Copy out everything from the first row down to the row that contains "1381, 1329, 1443)", with both of those rows included and every line unchanged.

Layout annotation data
====
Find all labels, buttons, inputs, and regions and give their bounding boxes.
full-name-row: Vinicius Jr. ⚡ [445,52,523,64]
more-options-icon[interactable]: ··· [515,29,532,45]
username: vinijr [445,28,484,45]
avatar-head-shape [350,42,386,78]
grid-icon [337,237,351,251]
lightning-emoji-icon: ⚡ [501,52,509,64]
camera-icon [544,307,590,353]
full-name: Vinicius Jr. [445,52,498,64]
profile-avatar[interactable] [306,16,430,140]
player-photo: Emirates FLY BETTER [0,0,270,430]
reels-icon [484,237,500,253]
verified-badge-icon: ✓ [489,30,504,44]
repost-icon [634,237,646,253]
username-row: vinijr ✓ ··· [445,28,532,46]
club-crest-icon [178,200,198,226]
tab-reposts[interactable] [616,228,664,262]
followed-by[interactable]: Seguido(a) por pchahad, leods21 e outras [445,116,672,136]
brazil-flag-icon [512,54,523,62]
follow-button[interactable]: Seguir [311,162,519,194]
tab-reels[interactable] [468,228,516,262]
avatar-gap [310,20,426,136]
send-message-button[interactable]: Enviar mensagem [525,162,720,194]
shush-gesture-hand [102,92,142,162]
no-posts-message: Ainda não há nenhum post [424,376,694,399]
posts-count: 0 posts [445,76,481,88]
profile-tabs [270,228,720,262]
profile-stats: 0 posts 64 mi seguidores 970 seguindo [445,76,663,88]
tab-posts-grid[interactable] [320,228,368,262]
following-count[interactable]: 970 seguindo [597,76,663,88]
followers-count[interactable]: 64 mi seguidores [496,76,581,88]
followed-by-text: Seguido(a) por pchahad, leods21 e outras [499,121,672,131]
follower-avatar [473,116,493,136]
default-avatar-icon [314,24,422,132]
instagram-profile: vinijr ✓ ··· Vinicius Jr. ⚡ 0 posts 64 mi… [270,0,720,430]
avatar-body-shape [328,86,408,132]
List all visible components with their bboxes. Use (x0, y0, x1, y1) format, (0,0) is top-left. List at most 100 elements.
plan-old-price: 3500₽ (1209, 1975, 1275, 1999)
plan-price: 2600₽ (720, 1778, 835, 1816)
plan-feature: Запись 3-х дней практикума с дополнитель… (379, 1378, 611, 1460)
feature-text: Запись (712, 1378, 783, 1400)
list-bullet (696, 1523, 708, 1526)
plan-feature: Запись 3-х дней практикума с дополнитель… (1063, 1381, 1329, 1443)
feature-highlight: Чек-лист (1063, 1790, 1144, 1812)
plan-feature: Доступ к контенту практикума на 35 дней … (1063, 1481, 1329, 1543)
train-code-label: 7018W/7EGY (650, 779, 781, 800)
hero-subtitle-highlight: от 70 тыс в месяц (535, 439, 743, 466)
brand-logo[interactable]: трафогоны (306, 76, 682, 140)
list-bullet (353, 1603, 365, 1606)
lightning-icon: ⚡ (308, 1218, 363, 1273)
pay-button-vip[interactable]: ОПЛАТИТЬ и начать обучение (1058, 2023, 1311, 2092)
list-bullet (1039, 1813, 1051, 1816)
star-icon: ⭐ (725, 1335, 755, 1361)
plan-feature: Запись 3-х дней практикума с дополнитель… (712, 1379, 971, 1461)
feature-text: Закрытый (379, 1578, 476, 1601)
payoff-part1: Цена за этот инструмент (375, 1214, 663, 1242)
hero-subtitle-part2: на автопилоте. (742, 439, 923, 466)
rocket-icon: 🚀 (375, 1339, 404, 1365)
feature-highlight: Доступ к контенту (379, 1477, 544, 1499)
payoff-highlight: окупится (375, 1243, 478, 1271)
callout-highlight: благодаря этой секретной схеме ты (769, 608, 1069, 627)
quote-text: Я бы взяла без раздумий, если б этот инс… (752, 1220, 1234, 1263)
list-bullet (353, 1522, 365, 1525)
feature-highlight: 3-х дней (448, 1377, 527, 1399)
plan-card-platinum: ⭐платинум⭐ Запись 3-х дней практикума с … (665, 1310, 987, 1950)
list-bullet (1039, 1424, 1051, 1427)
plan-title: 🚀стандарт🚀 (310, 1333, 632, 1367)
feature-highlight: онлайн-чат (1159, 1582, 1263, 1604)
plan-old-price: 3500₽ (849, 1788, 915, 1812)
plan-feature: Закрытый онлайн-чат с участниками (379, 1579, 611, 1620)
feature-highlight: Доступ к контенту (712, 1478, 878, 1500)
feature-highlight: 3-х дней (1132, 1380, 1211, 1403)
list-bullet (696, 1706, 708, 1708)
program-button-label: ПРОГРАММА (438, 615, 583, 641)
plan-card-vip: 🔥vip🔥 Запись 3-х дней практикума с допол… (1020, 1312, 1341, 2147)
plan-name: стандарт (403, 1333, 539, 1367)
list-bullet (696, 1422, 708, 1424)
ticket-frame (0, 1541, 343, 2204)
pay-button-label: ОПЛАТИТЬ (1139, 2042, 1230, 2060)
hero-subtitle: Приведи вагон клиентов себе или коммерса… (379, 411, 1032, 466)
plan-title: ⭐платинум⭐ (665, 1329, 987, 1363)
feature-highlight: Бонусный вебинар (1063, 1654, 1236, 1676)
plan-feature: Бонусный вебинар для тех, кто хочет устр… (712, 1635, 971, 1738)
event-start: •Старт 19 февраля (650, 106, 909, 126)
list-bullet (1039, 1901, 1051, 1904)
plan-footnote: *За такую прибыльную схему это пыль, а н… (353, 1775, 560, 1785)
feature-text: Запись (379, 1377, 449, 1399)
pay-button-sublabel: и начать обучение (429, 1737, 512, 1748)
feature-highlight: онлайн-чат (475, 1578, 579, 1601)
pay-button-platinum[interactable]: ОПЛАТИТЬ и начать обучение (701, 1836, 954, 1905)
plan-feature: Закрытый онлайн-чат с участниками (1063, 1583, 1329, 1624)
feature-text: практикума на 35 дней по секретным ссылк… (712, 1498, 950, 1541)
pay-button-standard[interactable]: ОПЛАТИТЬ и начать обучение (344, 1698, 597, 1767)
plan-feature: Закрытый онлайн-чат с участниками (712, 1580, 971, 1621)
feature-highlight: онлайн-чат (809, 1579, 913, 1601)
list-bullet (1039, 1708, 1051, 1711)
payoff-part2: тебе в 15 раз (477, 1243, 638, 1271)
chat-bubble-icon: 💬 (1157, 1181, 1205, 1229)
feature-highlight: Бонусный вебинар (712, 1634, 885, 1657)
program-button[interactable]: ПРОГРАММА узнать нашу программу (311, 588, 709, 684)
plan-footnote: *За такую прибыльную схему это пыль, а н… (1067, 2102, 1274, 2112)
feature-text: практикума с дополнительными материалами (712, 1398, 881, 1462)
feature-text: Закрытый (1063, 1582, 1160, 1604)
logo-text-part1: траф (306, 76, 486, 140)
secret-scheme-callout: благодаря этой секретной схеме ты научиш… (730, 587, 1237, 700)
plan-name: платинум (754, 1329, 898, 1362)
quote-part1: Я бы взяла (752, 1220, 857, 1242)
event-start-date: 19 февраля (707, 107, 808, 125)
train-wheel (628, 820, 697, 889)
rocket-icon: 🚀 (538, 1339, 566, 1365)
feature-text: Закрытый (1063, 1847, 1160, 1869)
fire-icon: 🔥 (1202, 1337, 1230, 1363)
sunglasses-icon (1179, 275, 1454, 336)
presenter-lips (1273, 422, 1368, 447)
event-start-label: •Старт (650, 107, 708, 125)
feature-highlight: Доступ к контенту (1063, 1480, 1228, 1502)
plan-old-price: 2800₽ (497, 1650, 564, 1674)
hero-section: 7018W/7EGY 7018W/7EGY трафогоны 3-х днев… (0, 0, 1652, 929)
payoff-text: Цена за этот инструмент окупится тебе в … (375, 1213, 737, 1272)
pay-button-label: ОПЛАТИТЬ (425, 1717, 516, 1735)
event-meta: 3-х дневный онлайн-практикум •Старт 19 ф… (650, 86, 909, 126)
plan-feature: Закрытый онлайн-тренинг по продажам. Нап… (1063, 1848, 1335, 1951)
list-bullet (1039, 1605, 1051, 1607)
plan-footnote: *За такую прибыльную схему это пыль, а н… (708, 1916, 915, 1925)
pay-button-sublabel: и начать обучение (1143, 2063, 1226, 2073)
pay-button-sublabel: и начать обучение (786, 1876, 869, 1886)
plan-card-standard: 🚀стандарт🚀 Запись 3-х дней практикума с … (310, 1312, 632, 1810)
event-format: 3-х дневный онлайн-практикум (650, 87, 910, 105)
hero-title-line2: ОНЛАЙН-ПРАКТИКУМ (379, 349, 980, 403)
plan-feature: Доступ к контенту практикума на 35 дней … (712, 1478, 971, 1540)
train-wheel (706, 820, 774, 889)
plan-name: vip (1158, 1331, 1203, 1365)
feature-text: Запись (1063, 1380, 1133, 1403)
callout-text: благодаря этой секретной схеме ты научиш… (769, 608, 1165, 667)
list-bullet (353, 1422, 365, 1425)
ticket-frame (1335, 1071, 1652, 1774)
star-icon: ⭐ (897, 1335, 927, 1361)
====
- [Expected answer]
Find all labels, buttons, inputs, and regions and give their bounding boxes.
full-name-row: Vinicius Jr. ⚡ [445,52,523,64]
more-options-icon[interactable]: ··· [515,29,532,45]
username: vinijr [445,28,484,45]
avatar-head-shape [350,42,386,78]
grid-icon [337,237,351,251]
lightning-emoji-icon: ⚡ [501,52,509,64]
camera-icon [544,307,590,353]
full-name: Vinicius Jr. [445,52,498,64]
profile-avatar[interactable] [306,16,430,140]
player-photo: Emirates FLY BETTER [0,0,270,430]
reels-icon [484,237,500,253]
verified-badge-icon: ✓ [489,30,504,44]
repost-icon [634,237,646,253]
username-row: vinijr ✓ ··· [445,28,532,46]
club-crest-icon [178,200,198,226]
tab-reposts[interactable] [616,228,664,262]
followed-by[interactable]: Seguido(a) por pchahad, leods21 e outras [445,116,672,136]
brazil-flag-icon [512,54,523,62]
follow-button[interactable]: Seguir [311,162,519,194]
tab-reels[interactable] [468,228,516,262]
avatar-gap [310,20,426,136]
send-message-button[interactable]: Enviar mensagem [525,162,720,194]
shush-gesture-hand [102,92,142,162]
no-posts-message: Ainda não há nenhum post [424,376,694,399]
posts-count: 0 posts [445,76,481,88]
profile-tabs [270,228,720,262]
profile-stats: 0 posts 64 mi seguidores 970 seguindo [445,76,663,88]
tab-posts-grid[interactable] [320,228,368,262]
following-count[interactable]: 970 seguindo [597,76,663,88]
followers-count[interactable]: 64 mi seguidores [496,76,581,88]
followed-by-text: Seguido(a) por pchahad, leods21 e outras [499,121,672,131]
follower-avatar [473,116,493,136]
default-avatar-icon [314,24,422,132]
instagram-profile: vinijr ✓ ··· Vinicius Jr. ⚡ 0 posts 64 mi… [270,0,720,430]
avatar-body-shape [328,86,408,132]
List all visible components with their bboxes. Use (x0, y0, x1, y1) format, (0,0) is top-left. List at most 100 elements.
plan-old-price: 3500₽ (1209, 1975, 1275, 1999)
plan-price: 2600₽ (720, 1778, 835, 1816)
plan-feature: Запись 3-х дней практикума с дополнитель… (379, 1378, 611, 1460)
feature-text: Запись (712, 1378, 783, 1400)
list-bullet (696, 1523, 708, 1526)
plan-feature: Запись 3-х дней практикума с дополнитель… (1063, 1381, 1329, 1443)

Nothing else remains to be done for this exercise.